===== Information given

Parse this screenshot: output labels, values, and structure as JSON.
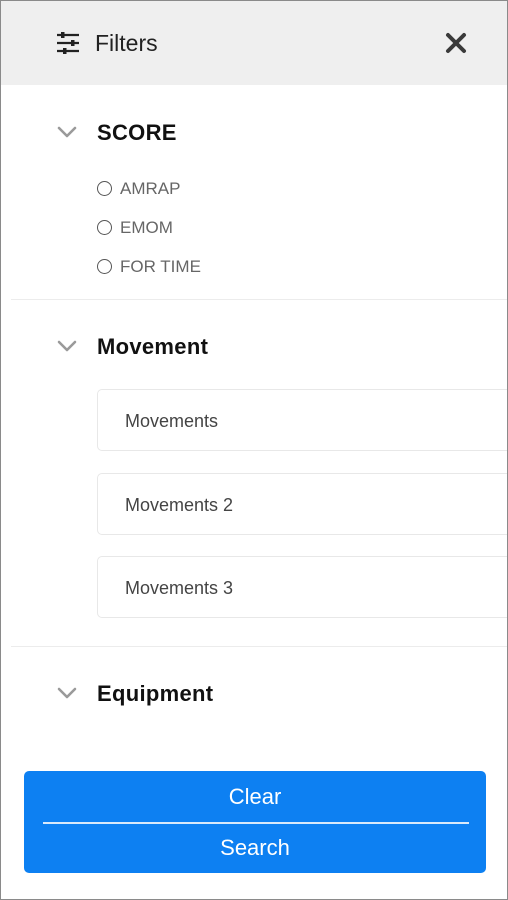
{
  "header": {
    "title": "Filters",
    "filter_icon": "sliders-icon",
    "close_icon": "close-icon"
  },
  "sections": {
    "score": {
      "title": "SCORE",
      "expanded": true,
      "options": [
        {
          "label": "AMRAP",
          "selected": false
        },
        {
          "label": "EMOM",
          "selected": false
        },
        {
          "label": "FOR TIME",
          "selected": false
        }
      ]
    },
    "movement": {
      "title": "Movement",
      "expanded": true,
      "fields": [
        {
          "value": "Movements"
        },
        {
          "value": "Movements 2"
        },
        {
          "value": "Movements 3"
        }
      ]
    },
    "equipment": {
      "title": "Equipment",
      "expanded": false
    }
  },
  "actions": {
    "clear_label": "Clear",
    "search_label": "Search"
  },
  "colors": {
    "header_bg": "#efefef",
    "button_bg": "#0d80f2",
    "button_text": "#ffffff",
    "chevron": "#9a9a9a"
  }
}
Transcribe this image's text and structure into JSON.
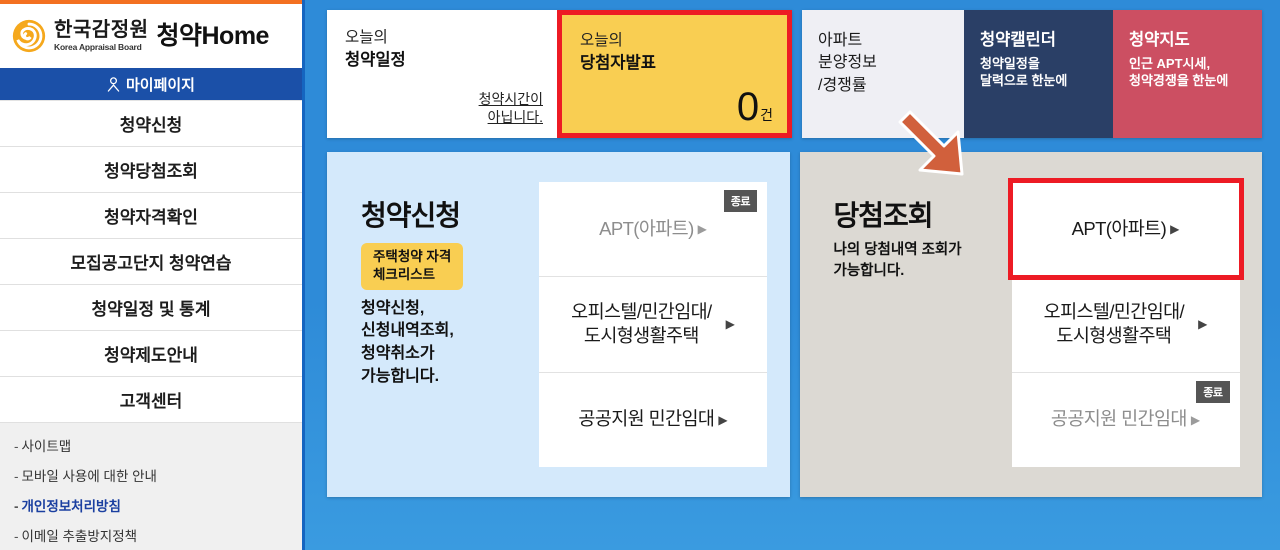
{
  "sidebar": {
    "logo": {
      "org_ko": "한국감정원",
      "org_en": "Korea Appraisal Board",
      "brand": "청약Home",
      "spiral_icon": "spiral-logo-icon"
    },
    "mypage": {
      "label": "마이페이지",
      "icon": "person-icon"
    },
    "nav_items": [
      {
        "label": "청약신청"
      },
      {
        "label": "청약당첨조회"
      },
      {
        "label": "청약자격확인"
      },
      {
        "label": "모집공고단지 청약연습"
      },
      {
        "label": "청약일정 및 통계"
      },
      {
        "label": "청약제도안내"
      },
      {
        "label": "고객센터"
      }
    ],
    "footer_links": [
      {
        "label": "사이트맵",
        "accent": false
      },
      {
        "label": "모바일 사용에 대한 안내",
        "accent": false
      },
      {
        "label": "개인정보처리방침",
        "accent": true
      },
      {
        "label": "이메일 추출방지정책",
        "accent": false
      }
    ],
    "dash": "-"
  },
  "top_cards": {
    "schedule": {
      "line1": "오늘의",
      "line2": "청약일정",
      "note_line1": "청약시간이",
      "note_line2": "아닙니다."
    },
    "winner": {
      "line1": "오늘의",
      "line2": "당첨자발표",
      "count": "0",
      "unit": "건"
    },
    "tiles": [
      {
        "title_l1": "아파트",
        "title_l2": "분양정보",
        "title_l3": "/경쟁률"
      },
      {
        "title": "청약캘린더",
        "sub_l1": "청약일정을",
        "sub_l2": "달력으로 한눈에"
      },
      {
        "title": "청약지도",
        "sub_l1": "인근 APT시세,",
        "sub_l2": "청약경쟁을 한눈에"
      }
    ]
  },
  "panels": {
    "apply": {
      "title": "청약신청",
      "badge_l1": "주택청약 자격",
      "badge_l2": "체크리스트",
      "desc_l1": "청약신청,",
      "desc_l2": "신청내역조회,",
      "desc_l3": "청약취소가",
      "desc_l4": "가능합니다.",
      "items": [
        {
          "label": "APT(아파트)",
          "badge": "종료",
          "disabled": true,
          "highlight": false
        },
        {
          "label_l1": "오피스텔/민간임대/",
          "label_l2": "도시형생활주택",
          "disabled": false,
          "highlight": false
        },
        {
          "label": "공공지원 민간임대",
          "disabled": false,
          "highlight": false
        }
      ]
    },
    "result": {
      "title": "당첨조회",
      "desc_l1": "나의 당첨내역 조회가",
      "desc_l2": "가능합니다.",
      "items": [
        {
          "label": "APT(아파트)",
          "disabled": false,
          "highlight": true
        },
        {
          "label_l1": "오피스텔/민간임대/",
          "label_l2": "도시형생활주택",
          "disabled": false,
          "highlight": false
        },
        {
          "label": "공공지원 민간임대",
          "badge": "종료",
          "disabled": true,
          "highlight": false
        }
      ]
    }
  },
  "annotations": {
    "arrow": "orange-down-right-arrow",
    "highlight_color": "#ED1B24",
    "arrow_color": "#D1603C"
  },
  "colors": {
    "brand_blue": "#1B50A8",
    "main_bg_blue": "#2E8BD8",
    "accent_yellow": "#F9CE52",
    "panel_apply_bg": "#D4E9FB",
    "panel_result_bg": "#DCD9D3",
    "tile_calendar": "#2A3F66",
    "tile_map": "#CC4F62",
    "top_orange": "#F37021"
  }
}
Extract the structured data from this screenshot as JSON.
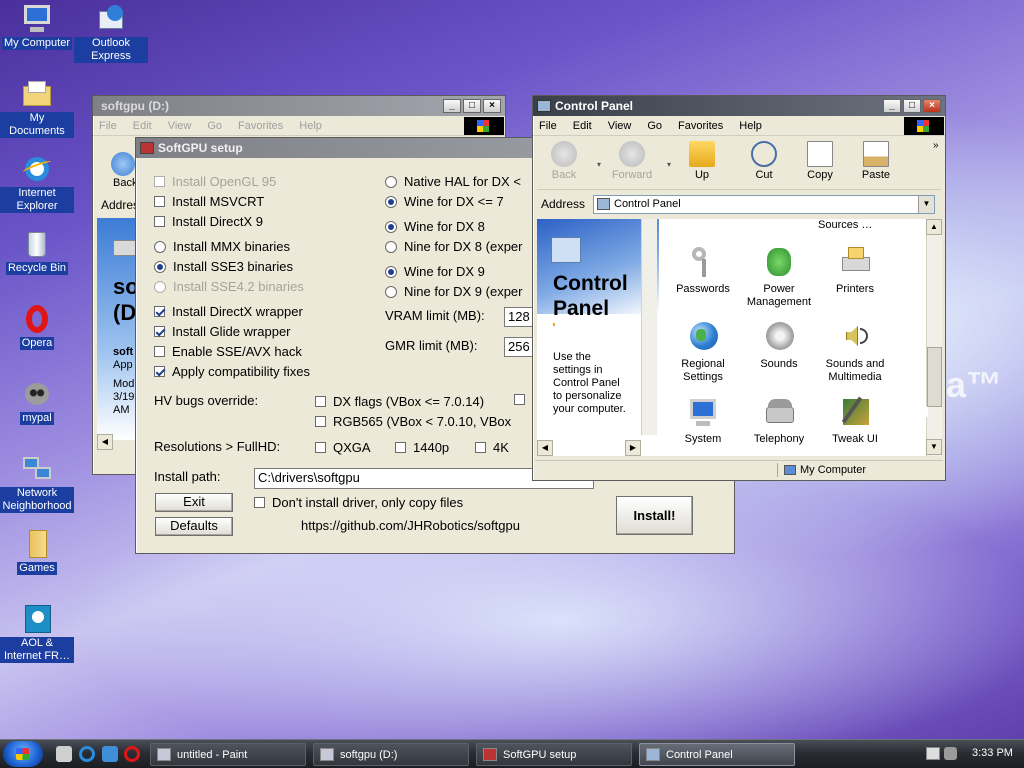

==========

Each line of the data should be quoted exactly, with pictures left out.

Parse this screenshot: output labels, values, and structure as JSON.
{
  "header": {
    "title": "Filters",
    "filter_icon": "sliders-icon",
    "close_icon": "close-icon"
  },
  "sections": {
    "score": {
      "title": "SCORE",
      "expanded": true,
      "options": [
        {
          "label": "AMRAP",
          "selected": false
        },
        {
          "label": "EMOM",
          "selected": false
        },
        {
          "label": "FOR TIME",
          "selected": false
        }
      ]
    },
    "movement": {
      "title": "Movement",
      "expanded": true,
      "fields": [
        {
          "value": "Movements"
        },
        {
          "value": "Movements 2"
        },
        {
          "value": "Movements 3"
        }
      ]
    },
    "equipment": {
      "title": "Equipment",
      "expanded": false
    }
  },
  "actions": {
    "clear_label": "Clear",
    "search_label": "Search"
  },
  "colors": {
    "header_bg": "#efefef",
    "button_bg": "#0d80f2",
    "button_text": "#ffffff",
    "chevron": "#9a9a9a"
  }
}
Transcribe this image's text and structure into JSON.
{
  "sidebar": {
    "logo": {
      "org_ko": "한국감정원",
      "org_en": "Korea Appraisal Board",
      "brand": "청약Home",
      "spiral_icon": "spiral-logo-icon"
    },
    "mypage": {
      "label": "마이페이지",
      "icon": "person-icon"
    },
    "nav_items": [
      {
        "label": "청약신청"
      },
      {
        "label": "청약당첨조회"
      },
      {
        "label": "청약자격확인"
      },
      {
        "label": "모집공고단지 청약연습"
      },
      {
        "label": "청약일정 및 통계"
      },
      {
        "label": "청약제도안내"
      },
      {
        "label": "고객센터"
      }
    ],
    "footer_links": [
      {
        "label": "사이트맵",
        "accent": false
      },
      {
        "label": "모바일 사용에 대한 안내",
        "accent": false
      },
      {
        "label": "개인정보처리방침",
        "accent": true
      },
      {
        "label": "이메일 추출방지정책",
        "accent": false
      }
    ],
    "dash": "-"
  },
  "top_cards": {
    "schedule": {
      "line1": "오늘의",
      "line2": "청약일정",
      "note_line1": "청약시간이",
      "note_line2": "아닙니다."
    },
    "winner": {
      "line1": "오늘의",
      "line2": "당첨자발표",
      "count": "0",
      "unit": "건"
    },
    "tiles": [
      {
        "title_l1": "아파트",
        "title_l2": "분양정보",
        "title_l3": "/경쟁률"
      },
      {
        "title": "청약캘린더",
        "sub_l1": "청약일정을",
        "sub_l2": "달력으로 한눈에"
      },
      {
        "title": "청약지도",
        "sub_l1": "인근 APT시세,",
        "sub_l2": "청약경쟁을 한눈에"
      }
    ]
  },
  "panels": {
    "apply": {
      "title": "청약신청",
      "badge_l1": "주택청약 자격",
      "badge_l2": "체크리스트",
      "desc_l1": "청약신청,",
      "desc_l2": "신청내역조회,",
      "desc_l3": "청약취소가",
      "desc_l4": "가능합니다.",
      "items": [
        {
          "label": "APT(아파트)",
          "badge": "종료",
          "disabled": true,
          "highlight": false
        },
        {
          "label_l1": "오피스텔/민간임대/",
          "label_l2": "도시형생활주택",
          "disabled": false,
          "highlight": false
        },
        {
          "label": "공공지원 민간임대",
          "disabled": false,
          "highlight": false
        }
      ]
    },
    "result": {
      "title": "당첨조회",
      "desc_l1": "나의 당첨내역 조회가",
      "desc_l2": "가능합니다.",
      "items": [
        {
          "label": "APT(아파트)",
          "disabled": false,
          "highlight": true
        },
        {
          "label_l1": "오피스텔/민간임대/",
          "label_l2": "도시형생활주택",
          "disabled": false,
          "highlight": false
        },
        {
          "label": "공공지원 민간임대",
          "badge": "종료",
          "disabled": true,
          "highlight": false
        }
      ]
    }
  },
  "annotations": {
    "arrow": "orange-down-right-arrow",
    "highlight_color": "#ED1B24",
    "arrow_color": "#D1603C"
  },
  "colors": {
    "brand_blue": "#1B50A8",
    "main_bg_blue": "#2E8BD8",
    "accent_yellow": "#F9CE52",
    "panel_apply_bg": "#D4E9FB",
    "panel_result_bg": "#DCD9D3",
    "tile_calendar": "#2A3F66",
    "tile_map": "#CC4F62",
    "top_orange": "#F37021"
  }
}
Extract the structured data from this screenshot as JSON.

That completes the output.